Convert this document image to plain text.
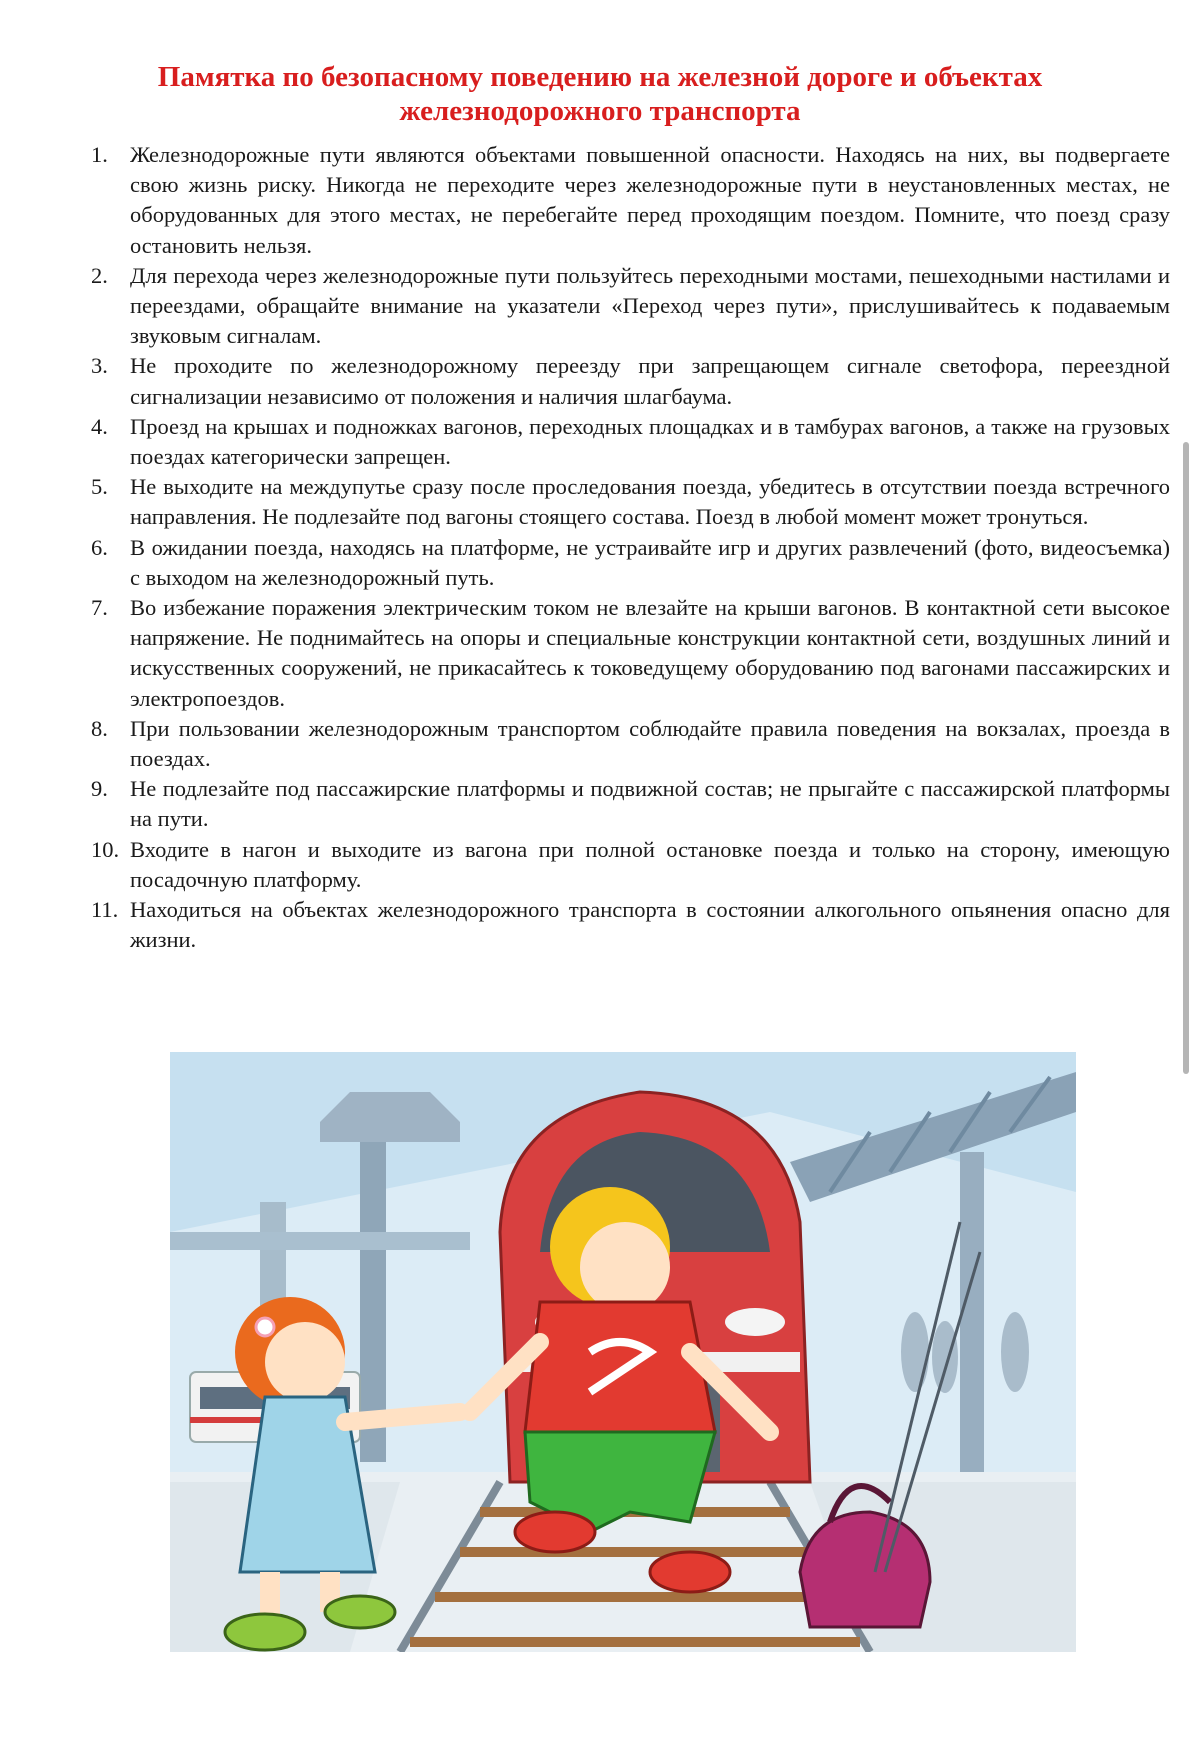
Памятка по безопасному поведению на железной дороге и объектах
железнодорожного транспорта
1. Железнодорожные пути являются объектами повышенной опасности. Находясь на них, вы подвергаете свою жизнь риску. Никогда не переходите через железнодорожные пути в неустановленных местах, не оборудованных для этого местах, не перебегайте перед проходящим поездом. Помните, что поезд сразу остановить нельзя.
2. Для перехода через железнодорожные пути пользуйтесь переходными мостами, пешеходными настилами и переездами, обращайте внимание на указатели «Переход через пути», прислушивайтесь к подаваемым звуковым сигналам.
3. Не проходите по железнодорожному переезду при запрещающем сигнале светофора, переездной сигнализации независимо от положения и наличия шлагбаума.
4. Проезд на крышах и подножках вагонов, переходных площадках и в тамбурах вагонов, а также на грузовых поездах категорически запрещен.
5. Не выходите на междупутье сразу после проследования поезда, убедитесь в отсутствии поезда встречного направления. Не подлезайте под вагоны стоящего состава. Поезд в любой момент может тронуться.
6. В ожидании поезда, находясь на платформе, не устраивайте игр и других развлечений (фото, видеосъемка) с выходом на железнодорожный путь.
7. Во избежание поражения электрическим током не влезайте на крыши вагонов. В контактной сети высокое напряжение. Не поднимайтесь на опоры и специальные конструкции контактной сети, воздушных линий и искусственных сооружений, не прикасайтесь к токоведущему оборудованию под вагонами пассажирских и электропоездов.
8. При пользовании железнодорожным транспортом соблюдайте правила поведения на вокзалах, проезда в поездах.
9. Не подлезайте под пассажирские платформы и подвижной состав; не прыгайте с пассажирской платформы на пути.
10. Входите в нагон и выходите из вагона при полной остановке поезда и только на сторону, имеющую посадочную платформу.
11. Находиться на объектах железнодорожного транспорта в состоянии алкогольного опьянения опасно для жизни.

> [WHAT TO WORK ON]
Find the string "вагонов" in the records, then copy each line where it occurs.

> [FULL RESPONSE]
4. Проезд на крышах и подножках вагонов, переходных площадках и в тамбурах вагонов, а также на грузовых поездах категорически запрещен.
7. Во избежание поражения электрическим током не влезайте на крыши вагонов. В контактной сети высокое напряжение. Не поднимайтесь на опоры и специальные конструкции контактной сети, воздушных линий и искусственных сооружений, не прикасайтесь к токоведущему оборудованию под вагонами пассажирских и электропоездов.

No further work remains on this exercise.